## What is needed:
Gather all lines in the entries that include the word "иностранных".
:: Records for processing
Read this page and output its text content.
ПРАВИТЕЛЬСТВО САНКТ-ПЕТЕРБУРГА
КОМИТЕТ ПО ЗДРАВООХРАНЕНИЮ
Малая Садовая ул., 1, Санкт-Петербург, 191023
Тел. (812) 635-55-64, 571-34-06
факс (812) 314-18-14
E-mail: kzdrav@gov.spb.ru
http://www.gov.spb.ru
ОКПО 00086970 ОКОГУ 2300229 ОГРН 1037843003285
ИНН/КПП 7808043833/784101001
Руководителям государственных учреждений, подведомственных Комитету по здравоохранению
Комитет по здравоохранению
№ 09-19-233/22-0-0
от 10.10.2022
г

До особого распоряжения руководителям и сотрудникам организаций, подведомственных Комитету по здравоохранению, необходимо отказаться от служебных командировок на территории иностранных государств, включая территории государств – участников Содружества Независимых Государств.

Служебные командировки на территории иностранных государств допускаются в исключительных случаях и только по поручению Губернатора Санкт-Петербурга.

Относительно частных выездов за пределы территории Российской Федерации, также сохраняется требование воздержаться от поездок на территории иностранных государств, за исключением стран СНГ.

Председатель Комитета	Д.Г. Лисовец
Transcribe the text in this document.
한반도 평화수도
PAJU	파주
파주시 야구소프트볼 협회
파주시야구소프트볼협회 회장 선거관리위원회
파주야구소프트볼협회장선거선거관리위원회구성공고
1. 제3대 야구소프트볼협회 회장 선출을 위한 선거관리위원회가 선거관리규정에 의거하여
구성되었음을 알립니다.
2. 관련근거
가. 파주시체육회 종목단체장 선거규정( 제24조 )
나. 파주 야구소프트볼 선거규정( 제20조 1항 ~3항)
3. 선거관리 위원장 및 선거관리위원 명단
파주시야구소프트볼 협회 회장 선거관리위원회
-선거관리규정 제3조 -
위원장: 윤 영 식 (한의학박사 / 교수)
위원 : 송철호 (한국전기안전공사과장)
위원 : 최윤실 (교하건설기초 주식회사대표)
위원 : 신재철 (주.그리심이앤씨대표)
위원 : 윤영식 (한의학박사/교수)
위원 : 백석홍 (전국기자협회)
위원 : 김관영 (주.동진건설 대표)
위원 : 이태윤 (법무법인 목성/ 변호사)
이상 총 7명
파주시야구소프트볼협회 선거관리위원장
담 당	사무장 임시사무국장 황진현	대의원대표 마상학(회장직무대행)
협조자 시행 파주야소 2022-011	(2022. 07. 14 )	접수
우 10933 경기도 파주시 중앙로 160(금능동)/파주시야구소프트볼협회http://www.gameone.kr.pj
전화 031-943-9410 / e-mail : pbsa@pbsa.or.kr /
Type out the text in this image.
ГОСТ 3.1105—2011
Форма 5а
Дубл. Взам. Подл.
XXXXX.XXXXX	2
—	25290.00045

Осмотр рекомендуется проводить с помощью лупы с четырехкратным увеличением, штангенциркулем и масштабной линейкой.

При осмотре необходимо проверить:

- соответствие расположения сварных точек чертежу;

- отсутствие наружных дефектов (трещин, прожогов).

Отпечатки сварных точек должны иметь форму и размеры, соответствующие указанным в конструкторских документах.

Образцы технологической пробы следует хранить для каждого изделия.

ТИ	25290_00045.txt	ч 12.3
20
::::
## Full solution:
До особого распоряжения руководителям и сотрудникам организаций, подведомственных Комитету по здравоохранению, необходимо отказаться от служебных командировок на территории иностранных государств, включая территории государств – участников Содружества Независимых Государств.
Служебные командировки на территории иностранных государств допускаются в исключительных случаях и только по поручению Губернатора Санкт-Петербурга.
Относительно частных выездов за пределы территории Российской Федерации, также сохраняется требование воздержаться от поездок на территории иностранных государств, за исключением стран СНГ.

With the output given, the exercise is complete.